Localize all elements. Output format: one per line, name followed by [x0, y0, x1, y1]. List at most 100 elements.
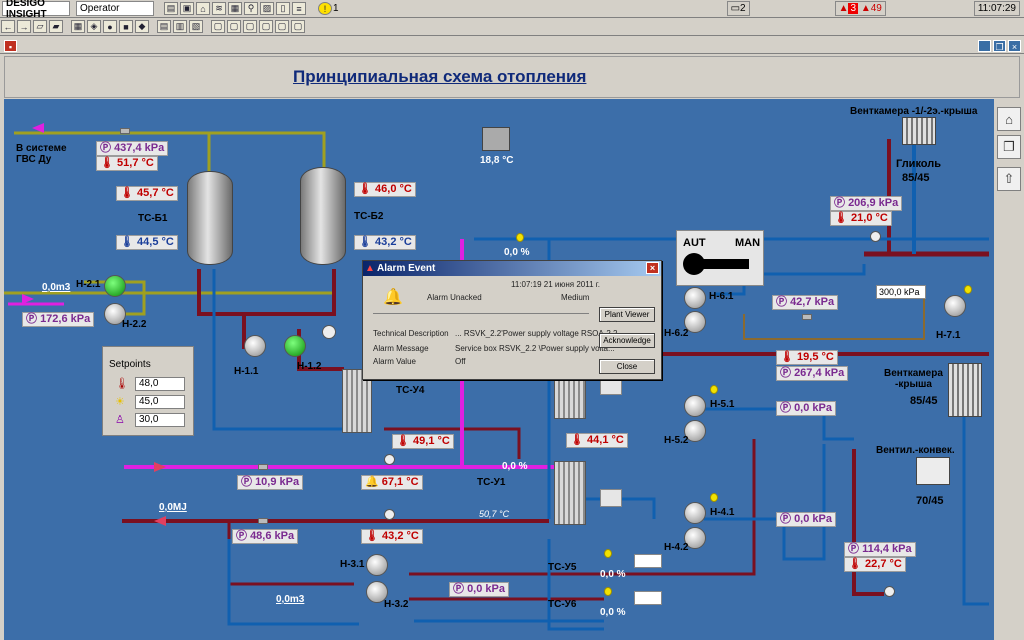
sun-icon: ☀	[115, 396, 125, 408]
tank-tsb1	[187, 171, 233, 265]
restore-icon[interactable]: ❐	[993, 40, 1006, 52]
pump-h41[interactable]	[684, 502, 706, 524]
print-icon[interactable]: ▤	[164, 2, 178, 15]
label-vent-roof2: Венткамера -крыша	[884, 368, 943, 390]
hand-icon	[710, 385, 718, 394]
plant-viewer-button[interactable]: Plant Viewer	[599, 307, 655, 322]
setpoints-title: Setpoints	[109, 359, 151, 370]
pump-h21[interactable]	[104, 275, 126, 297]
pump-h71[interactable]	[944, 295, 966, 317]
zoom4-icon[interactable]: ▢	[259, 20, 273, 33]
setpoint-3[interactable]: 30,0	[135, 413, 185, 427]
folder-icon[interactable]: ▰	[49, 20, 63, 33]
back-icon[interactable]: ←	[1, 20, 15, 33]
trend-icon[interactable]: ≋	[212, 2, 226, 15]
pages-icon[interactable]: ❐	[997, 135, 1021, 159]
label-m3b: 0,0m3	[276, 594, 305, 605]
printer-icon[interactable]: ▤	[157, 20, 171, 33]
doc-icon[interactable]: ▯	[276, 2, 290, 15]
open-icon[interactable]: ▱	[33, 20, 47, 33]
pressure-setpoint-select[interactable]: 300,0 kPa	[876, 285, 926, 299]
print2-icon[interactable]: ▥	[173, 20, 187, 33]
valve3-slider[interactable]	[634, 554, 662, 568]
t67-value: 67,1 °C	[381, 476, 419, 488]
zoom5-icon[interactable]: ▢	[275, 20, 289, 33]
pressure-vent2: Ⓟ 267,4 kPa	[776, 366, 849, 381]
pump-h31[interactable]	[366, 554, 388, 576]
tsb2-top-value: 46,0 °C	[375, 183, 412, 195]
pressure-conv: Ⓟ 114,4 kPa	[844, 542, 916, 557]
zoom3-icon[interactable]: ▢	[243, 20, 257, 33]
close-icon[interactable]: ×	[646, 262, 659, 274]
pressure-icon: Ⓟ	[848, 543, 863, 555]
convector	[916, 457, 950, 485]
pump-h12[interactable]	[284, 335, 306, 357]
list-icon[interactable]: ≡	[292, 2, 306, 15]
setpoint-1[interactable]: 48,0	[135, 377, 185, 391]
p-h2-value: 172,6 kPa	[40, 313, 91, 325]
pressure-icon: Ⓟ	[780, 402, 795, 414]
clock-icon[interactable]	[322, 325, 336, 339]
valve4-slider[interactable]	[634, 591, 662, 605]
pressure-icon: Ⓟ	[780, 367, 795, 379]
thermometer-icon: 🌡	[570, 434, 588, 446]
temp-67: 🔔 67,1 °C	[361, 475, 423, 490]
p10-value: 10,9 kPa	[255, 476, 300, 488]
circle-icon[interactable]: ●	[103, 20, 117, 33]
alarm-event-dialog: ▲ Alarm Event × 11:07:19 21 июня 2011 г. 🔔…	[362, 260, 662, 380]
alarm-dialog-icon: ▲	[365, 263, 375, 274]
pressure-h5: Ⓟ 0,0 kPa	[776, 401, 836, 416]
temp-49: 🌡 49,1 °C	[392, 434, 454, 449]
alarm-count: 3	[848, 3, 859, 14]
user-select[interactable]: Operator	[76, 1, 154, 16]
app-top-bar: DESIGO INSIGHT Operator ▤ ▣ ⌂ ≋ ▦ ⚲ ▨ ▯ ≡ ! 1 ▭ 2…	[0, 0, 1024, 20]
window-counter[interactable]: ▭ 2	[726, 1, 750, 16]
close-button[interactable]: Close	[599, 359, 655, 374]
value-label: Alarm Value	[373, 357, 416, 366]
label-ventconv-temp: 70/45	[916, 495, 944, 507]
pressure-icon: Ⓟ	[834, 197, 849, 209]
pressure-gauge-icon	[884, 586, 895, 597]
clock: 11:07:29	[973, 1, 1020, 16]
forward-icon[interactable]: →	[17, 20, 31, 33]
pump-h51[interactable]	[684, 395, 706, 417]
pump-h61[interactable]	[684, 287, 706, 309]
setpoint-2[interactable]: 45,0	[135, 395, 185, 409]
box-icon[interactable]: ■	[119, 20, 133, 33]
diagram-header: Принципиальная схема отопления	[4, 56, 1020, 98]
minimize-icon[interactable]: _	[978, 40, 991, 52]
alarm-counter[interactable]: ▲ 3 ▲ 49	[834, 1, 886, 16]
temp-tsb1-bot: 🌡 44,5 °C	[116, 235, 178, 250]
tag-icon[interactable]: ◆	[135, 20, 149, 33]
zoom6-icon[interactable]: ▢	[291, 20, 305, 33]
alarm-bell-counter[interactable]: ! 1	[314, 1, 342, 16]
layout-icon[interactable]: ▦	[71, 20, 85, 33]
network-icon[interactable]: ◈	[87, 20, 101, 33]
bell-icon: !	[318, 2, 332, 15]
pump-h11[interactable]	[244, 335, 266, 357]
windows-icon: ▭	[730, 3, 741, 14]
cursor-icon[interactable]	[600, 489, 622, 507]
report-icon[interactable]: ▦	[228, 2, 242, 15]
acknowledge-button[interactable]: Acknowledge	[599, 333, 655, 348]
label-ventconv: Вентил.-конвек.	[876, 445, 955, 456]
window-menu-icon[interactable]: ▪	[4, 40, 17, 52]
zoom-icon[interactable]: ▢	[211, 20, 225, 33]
□ □ □
## WHAT IS NEEDED:
Copy out the rows above with each "interactable" replaced by "clickable" and nothing else changed. Omit the pictures.

## EXPECTED OUTPUT:
Localize all elements. Output format: one per line, name followed by [x0, y0, x1, y1]. List at most 100 elements.
sun-icon: ☀	[115, 396, 125, 408]
tank-tsb1	[187, 171, 233, 265]
restore-icon[clickable]: ❐	[993, 40, 1006, 52]
pump-h41[clickable]	[684, 502, 706, 524]
print-icon[clickable]: ▤	[164, 2, 178, 15]
label-vent-roof2: Венткамера -крыша	[884, 368, 943, 390]
hand-icon	[710, 385, 718, 394]
plant-viewer-button[clickable]: Plant Viewer	[599, 307, 655, 322]
setpoints-title: Setpoints	[109, 359, 151, 370]
pump-h21[clickable]	[104, 275, 126, 297]
pump-h71[clickable]	[944, 295, 966, 317]
zoom4-icon[clickable]: ▢	[259, 20, 273, 33]
setpoint-3[clickable]: 30,0	[135, 413, 185, 427]
folder-icon[clickable]: ▰	[49, 20, 63, 33]
back-icon[clickable]: ←	[1, 20, 15, 33]
trend-icon[clickable]: ≋	[212, 2, 226, 15]
pages-icon[clickable]: ❐	[997, 135, 1021, 159]
label-m3b: 0,0m3	[276, 594, 305, 605]
printer-icon[clickable]: ▤	[157, 20, 171, 33]
doc-icon[clickable]: ▯	[276, 2, 290, 15]
open-icon[clickable]: ▱	[33, 20, 47, 33]
pressure-setpoint-select[clickable]: 300,0 kPa	[876, 285, 926, 299]
print2-icon[clickable]: ▥	[173, 20, 187, 33]
valve3-slider[clickable]	[634, 554, 662, 568]
t67-value: 67,1 °C	[381, 476, 419, 488]
zoom5-icon[clickable]: ▢	[275, 20, 289, 33]
pressure-vent2: Ⓟ 267,4 kPa	[776, 366, 849, 381]
pump-h31[clickable]	[366, 554, 388, 576]
tsb2-top-value: 46,0 °C	[375, 183, 412, 195]
pressure-conv: Ⓟ 114,4 kPa	[844, 542, 916, 557]
zoom3-icon[clickable]: ▢	[243, 20, 257, 33]
close-icon[clickable]: ×	[646, 262, 659, 274]
pressure-icon: Ⓟ	[848, 543, 863, 555]
convector	[916, 457, 950, 485]
pump-h12[clickable]	[284, 335, 306, 357]
list-icon[clickable]: ≡	[292, 2, 306, 15]
setpoint-1[clickable]: 48,0	[135, 377, 185, 391]
p-h2-value: 172,6 kPa	[40, 313, 91, 325]
pressure-icon: Ⓟ	[780, 402, 795, 414]
clock-icon[clickable]	[322, 325, 336, 339]
valve4-slider[clickable]	[634, 591, 662, 605]
pressure-icon: Ⓟ	[780, 367, 795, 379]
thermometer-icon: 🌡	[570, 434, 588, 446]
temp-67: 🔔 67,1 °C	[361, 475, 423, 490]
p10-value: 10,9 kPa	[255, 476, 300, 488]
circle-icon[clickable]: ●	[103, 20, 117, 33]
alarm-event-dialog: ▲ Alarm Event × 11:07:19 21 июня 2011 г. 🔔…	[362, 260, 662, 380]
alarm-dialog-icon: ▲	[365, 263, 375, 274]
pressure-h5: Ⓟ 0,0 kPa	[776, 401, 836, 416]
temp-49: 🌡 49,1 °C	[392, 434, 454, 449]
alarm-count: 3	[848, 3, 859, 14]
user-select[clickable]: Operator	[76, 1, 154, 16]
app-top-bar: DESIGO INSIGHT Operator ▤ ▣ ⌂ ≋ ▦ ⚲ ▨ ▯ ≡ ! 1 ▭ 2…	[0, 0, 1024, 20]
window-counter[clickable]: ▭ 2	[726, 1, 750, 16]
close-button[clickable]: Close	[599, 359, 655, 374]
value-label: Alarm Value	[373, 357, 416, 366]
label-ventconv-temp: 70/45	[916, 495, 944, 507]
pressure-icon: Ⓟ	[834, 197, 849, 209]
pressure-gauge-icon	[884, 586, 895, 597]
clock: 11:07:29	[973, 1, 1020, 16]
forward-icon[clickable]: →	[17, 20, 31, 33]
pump-h51[clickable]	[684, 395, 706, 417]
pump-h61[clickable]	[684, 287, 706, 309]
setpoint-2[clickable]: 45,0	[135, 395, 185, 409]
box-icon[clickable]: ■	[119, 20, 133, 33]
diagram-header: Принципиальная схема отопления	[4, 56, 1020, 98]
minimize-icon[clickable]: _	[978, 40, 991, 52]
alarm-counter[clickable]: ▲ 3 ▲ 49	[834, 1, 886, 16]
temp-tsb1-bot: 🌡 44,5 °C	[116, 235, 178, 250]
tag-icon[clickable]: ◆	[135, 20, 149, 33]
zoom6-icon[clickable]: ▢	[291, 20, 305, 33]
alarm-bell-counter[clickable]: ! 1	[314, 1, 342, 16]
layout-icon[clickable]: ▦	[71, 20, 85, 33]
network-icon[clickable]: ◈	[87, 20, 101, 33]
bell-icon: !	[318, 2, 332, 15]
pump-h11[clickable]	[244, 335, 266, 357]
windows-icon: ▭	[730, 3, 741, 14]
cursor-icon[clickable]	[600, 489, 622, 507]
report-icon[clickable]: ▦	[228, 2, 242, 15]
acknowledge-button[clickable]: Acknowledge	[599, 333, 655, 348]
label-ventconv: Вентил.-конвек.	[876, 445, 955, 456]
window-menu-icon[clickable]: ▪	[4, 40, 17, 52]
zoom-icon[clickable]: ▢	[211, 20, 225, 33]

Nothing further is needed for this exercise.